Objective → Give back the whole listing exactly as shown.

****************************************

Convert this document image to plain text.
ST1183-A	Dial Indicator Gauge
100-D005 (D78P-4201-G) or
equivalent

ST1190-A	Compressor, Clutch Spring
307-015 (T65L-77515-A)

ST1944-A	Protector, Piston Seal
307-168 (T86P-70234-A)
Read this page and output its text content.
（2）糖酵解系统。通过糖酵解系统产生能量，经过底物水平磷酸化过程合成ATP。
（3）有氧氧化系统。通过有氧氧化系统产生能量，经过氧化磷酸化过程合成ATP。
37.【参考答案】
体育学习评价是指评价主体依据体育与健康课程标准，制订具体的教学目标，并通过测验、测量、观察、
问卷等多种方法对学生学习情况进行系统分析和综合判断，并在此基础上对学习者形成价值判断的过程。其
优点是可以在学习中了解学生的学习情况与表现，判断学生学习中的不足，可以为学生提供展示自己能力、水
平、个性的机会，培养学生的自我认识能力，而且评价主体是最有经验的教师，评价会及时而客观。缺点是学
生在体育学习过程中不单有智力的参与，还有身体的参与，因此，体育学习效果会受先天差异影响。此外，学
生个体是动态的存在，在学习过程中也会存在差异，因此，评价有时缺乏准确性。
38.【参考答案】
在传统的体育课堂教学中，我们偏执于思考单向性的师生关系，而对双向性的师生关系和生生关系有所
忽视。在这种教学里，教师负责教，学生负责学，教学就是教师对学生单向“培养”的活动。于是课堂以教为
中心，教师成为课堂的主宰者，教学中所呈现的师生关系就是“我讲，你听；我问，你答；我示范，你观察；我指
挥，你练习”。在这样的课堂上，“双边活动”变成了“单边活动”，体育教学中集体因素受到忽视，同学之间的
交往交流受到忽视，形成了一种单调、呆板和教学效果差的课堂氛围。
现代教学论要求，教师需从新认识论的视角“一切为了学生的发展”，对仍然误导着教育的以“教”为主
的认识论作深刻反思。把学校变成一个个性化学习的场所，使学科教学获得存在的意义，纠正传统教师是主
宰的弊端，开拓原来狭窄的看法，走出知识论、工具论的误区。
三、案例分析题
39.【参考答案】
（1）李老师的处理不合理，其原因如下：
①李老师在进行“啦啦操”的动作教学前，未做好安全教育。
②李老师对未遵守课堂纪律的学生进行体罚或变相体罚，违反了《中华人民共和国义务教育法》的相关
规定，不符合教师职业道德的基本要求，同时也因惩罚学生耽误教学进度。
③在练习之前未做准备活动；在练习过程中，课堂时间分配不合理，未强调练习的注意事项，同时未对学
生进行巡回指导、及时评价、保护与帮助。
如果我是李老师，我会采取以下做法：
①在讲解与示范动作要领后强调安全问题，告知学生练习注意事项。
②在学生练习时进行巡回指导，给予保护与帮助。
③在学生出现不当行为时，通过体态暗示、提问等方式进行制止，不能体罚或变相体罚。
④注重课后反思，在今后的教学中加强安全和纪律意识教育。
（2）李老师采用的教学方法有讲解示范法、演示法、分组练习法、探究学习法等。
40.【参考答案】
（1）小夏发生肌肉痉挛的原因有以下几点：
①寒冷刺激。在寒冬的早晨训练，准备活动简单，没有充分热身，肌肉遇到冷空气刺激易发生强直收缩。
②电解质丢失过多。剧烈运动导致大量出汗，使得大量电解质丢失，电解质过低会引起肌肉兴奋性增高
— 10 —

****************************************

Exercise output →
Convert this document image to plain text.
ST1183-A	Dial Indicator Gauge
100-D005 (D78P-4201-G) or
equivalent

ST1190-A	Compressor, Clutch Spring
307-015 (T65L-77515-A)

ST1944-A	Protector, Piston Seal
307-168 (T86P-70234-A)
Read this page and output its text content.
（2）糖酵解系统。通过糖酵解系统产生能量，经过底物水平磷酸化过程合成ATP。
（3）有氧氧化系统。通过有氧氧化系统产生能量，经过氧化磷酸化过程合成ATP。
37.【参考答案】
体育学习评价是指评价主体依据体育与健康课程标准，制订具体的教学目标，并通过测验、测量、观察、
问卷等多种方法对学生学习情况进行系统分析和综合判断，并在此基础上对学习者形成价值判断的过程。其
优点是可以在学习中了解学生的学习情况与表现，判断学生学习中的不足，可以为学生提供展示自己能力、水
平、个性的机会，培养学生的自我认识能力，而且评价主体是最有经验的教师，评价会及时而客观。缺点是学
生在体育学习过程中不单有智力的参与，还有身体的参与，因此，体育学习效果会受先天差异影响。此外，学
生个体是动态的存在，在学习过程中也会存在差异，因此，评价有时缺乏准确性。
38.【参考答案】
在传统的体育课堂教学中，我们偏执于思考单向性的师生关系，而对双向性的师生关系和生生关系有所
忽视。在这种教学里，教师负责教，学生负责学，教学就是教师对学生单向“培养”的活动。于是课堂以教为
中心，教师成为课堂的主宰者，教学中所呈现的师生关系就是“我讲，你听；我问，你答；我示范，你观察；我指
挥，你练习”。在这样的课堂上，“双边活动”变成了“单边活动”，体育教学中集体因素受到忽视，同学之间的
交往交流受到忽视，形成了一种单调、呆板和教学效果差的课堂氛围。
现代教学论要求，教师需从新认识论的视角“一切为了学生的发展”，对仍然误导着教育的以“教”为主
的认识论作深刻反思。把学校变成一个个性化学习的场所，使学科教学获得存在的意义，纠正传统教师是主
宰的弊端，开拓原来狭窄的看法，走出知识论、工具论的误区。
三、案例分析题
39.【参考答案】
（1）李老师的处理不合理，其原因如下：
①李老师在进行“啦啦操”的动作教学前，未做好安全教育。
②李老师对未遵守课堂纪律的学生进行体罚或变相体罚，违反了《中华人民共和国义务教育法》的相关
规定，不符合教师职业道德的基本要求，同时也因惩罚学生耽误教学进度。
③在练习之前未做准备活动；在练习过程中，课堂时间分配不合理，未强调练习的注意事项，同时未对学
生进行巡回指导、及时评价、保护与帮助。
如果我是李老师，我会采取以下做法：
①在讲解与示范动作要领后强调安全问题，告知学生练习注意事项。
②在学生练习时进行巡回指导，给予保护与帮助。
③在学生出现不当行为时，通过体态暗示、提问等方式进行制止，不能体罚或变相体罚。
④注重课后反思，在今后的教学中加强安全和纪律意识教育。
（2）李老师采用的教学方法有讲解示范法、演示法、分组练习法、探究学习法等。
40.【参考答案】
（1）小夏发生肌肉痉挛的原因有以下几点：
①寒冷刺激。在寒冬的早晨训练，准备活动简单，没有充分热身，肌肉遇到冷空气刺激易发生强直收缩。
②电解质丢失过多。剧烈运动导致大量出汗，使得大量电解质丢失，电解质过低会引起肌肉兴奋性增高
— 10 —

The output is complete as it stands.